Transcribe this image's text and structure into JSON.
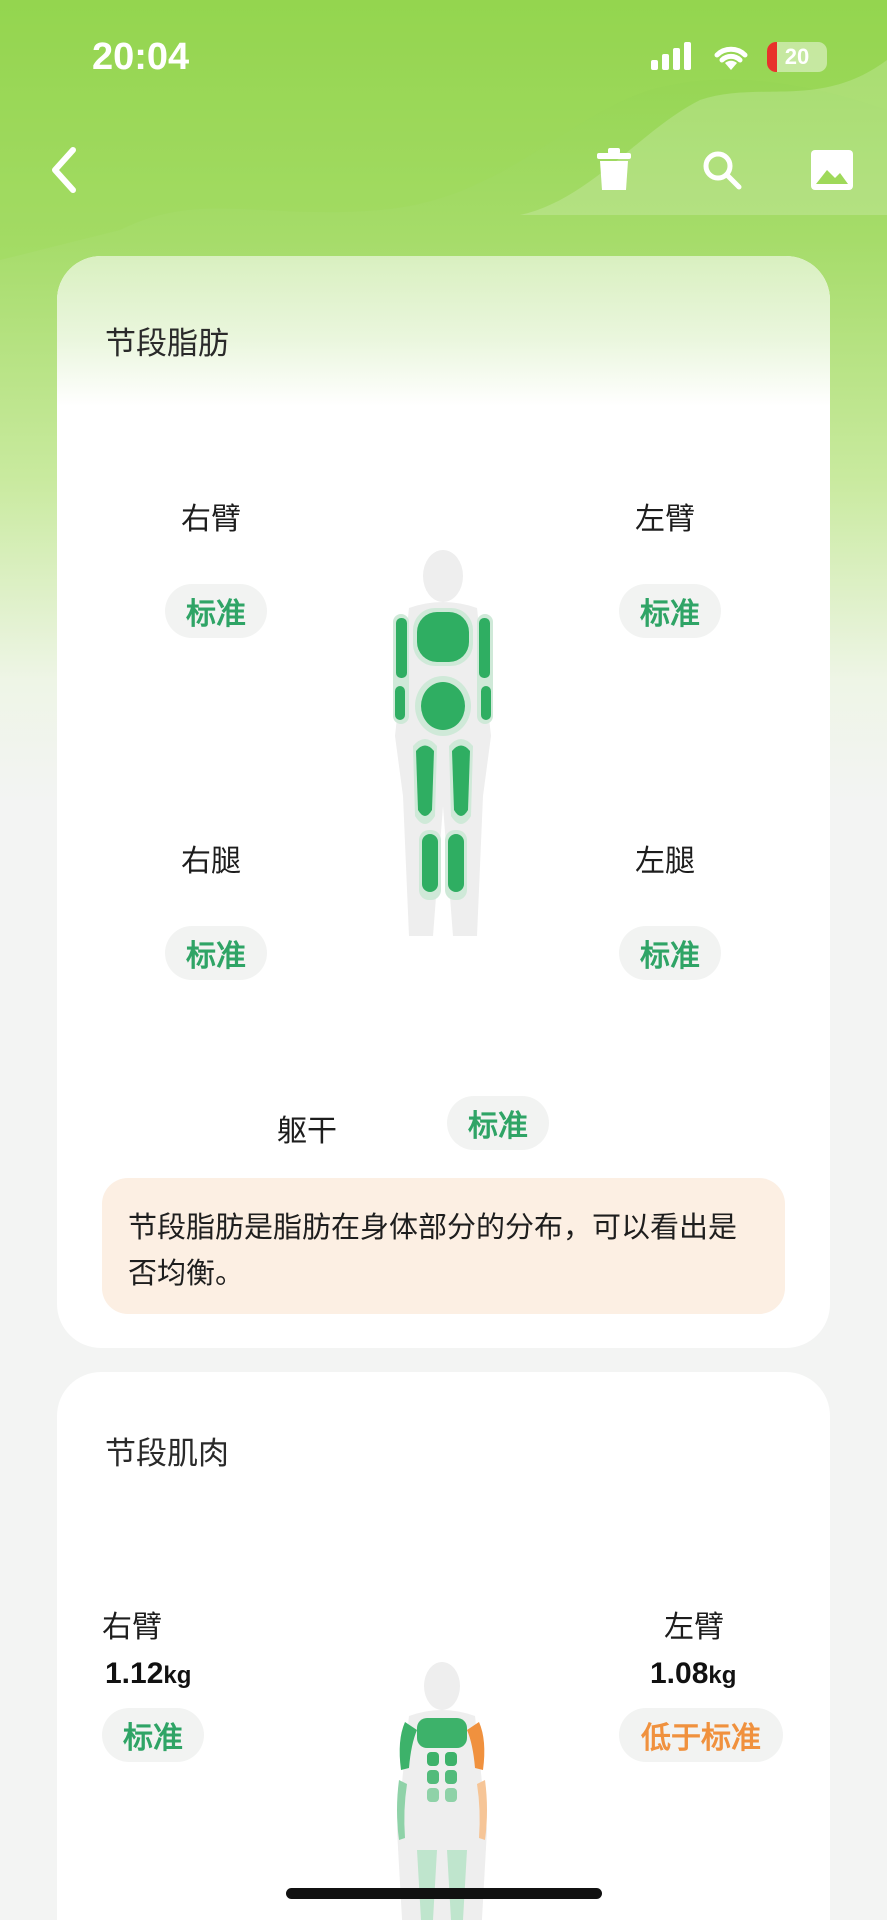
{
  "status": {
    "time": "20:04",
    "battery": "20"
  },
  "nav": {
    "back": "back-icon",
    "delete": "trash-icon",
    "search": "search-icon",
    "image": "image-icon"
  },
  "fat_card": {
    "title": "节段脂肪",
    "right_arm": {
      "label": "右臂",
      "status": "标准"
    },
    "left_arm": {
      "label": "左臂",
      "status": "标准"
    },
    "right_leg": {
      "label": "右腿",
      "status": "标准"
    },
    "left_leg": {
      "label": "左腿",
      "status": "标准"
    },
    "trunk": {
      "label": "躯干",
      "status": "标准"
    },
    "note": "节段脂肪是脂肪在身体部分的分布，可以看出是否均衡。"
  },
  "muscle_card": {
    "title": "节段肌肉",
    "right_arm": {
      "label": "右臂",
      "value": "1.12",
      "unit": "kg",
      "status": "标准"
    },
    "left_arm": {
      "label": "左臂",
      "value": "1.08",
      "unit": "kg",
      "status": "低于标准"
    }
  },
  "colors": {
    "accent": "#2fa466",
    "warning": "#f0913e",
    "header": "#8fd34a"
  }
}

• • • • •

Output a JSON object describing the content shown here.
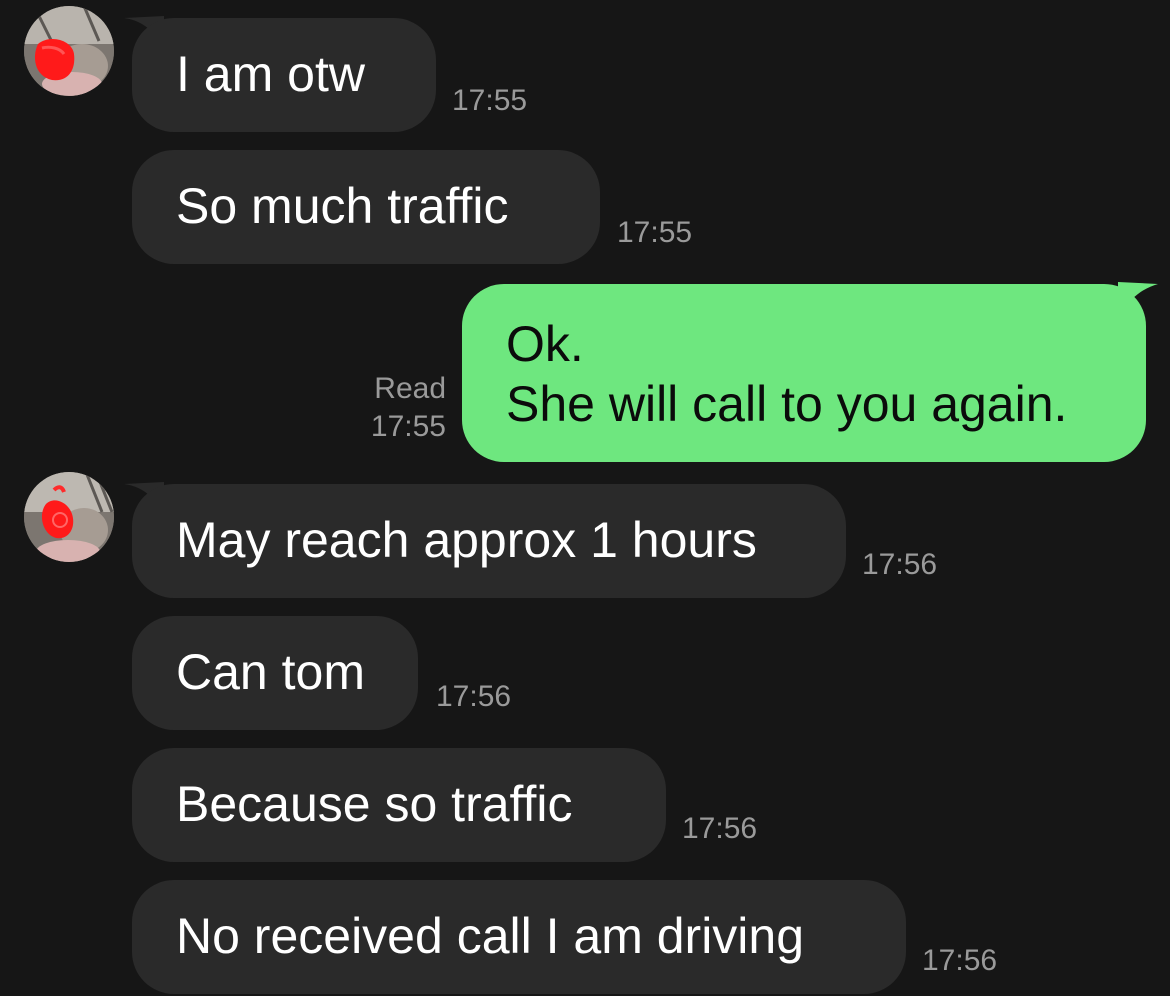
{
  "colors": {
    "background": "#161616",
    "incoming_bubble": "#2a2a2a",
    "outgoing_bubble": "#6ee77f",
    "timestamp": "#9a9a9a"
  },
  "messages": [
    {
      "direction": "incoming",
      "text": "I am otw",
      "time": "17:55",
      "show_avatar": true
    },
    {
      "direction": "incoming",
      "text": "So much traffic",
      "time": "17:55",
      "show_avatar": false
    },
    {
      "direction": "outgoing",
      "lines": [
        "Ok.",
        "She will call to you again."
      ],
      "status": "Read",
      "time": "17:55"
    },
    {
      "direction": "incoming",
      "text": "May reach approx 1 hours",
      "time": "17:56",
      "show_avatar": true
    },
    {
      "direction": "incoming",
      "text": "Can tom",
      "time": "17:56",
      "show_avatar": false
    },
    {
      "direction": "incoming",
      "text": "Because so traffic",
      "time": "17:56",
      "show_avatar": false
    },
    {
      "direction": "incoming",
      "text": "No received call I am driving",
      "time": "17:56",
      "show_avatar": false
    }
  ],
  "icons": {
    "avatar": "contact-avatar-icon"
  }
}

• • • • •

Work instructions: Gather every line from the listing above in which "call" appears, and copy those lines.

Answer to this task:
        "She will call to you again."
      "text": "No received call I am driving",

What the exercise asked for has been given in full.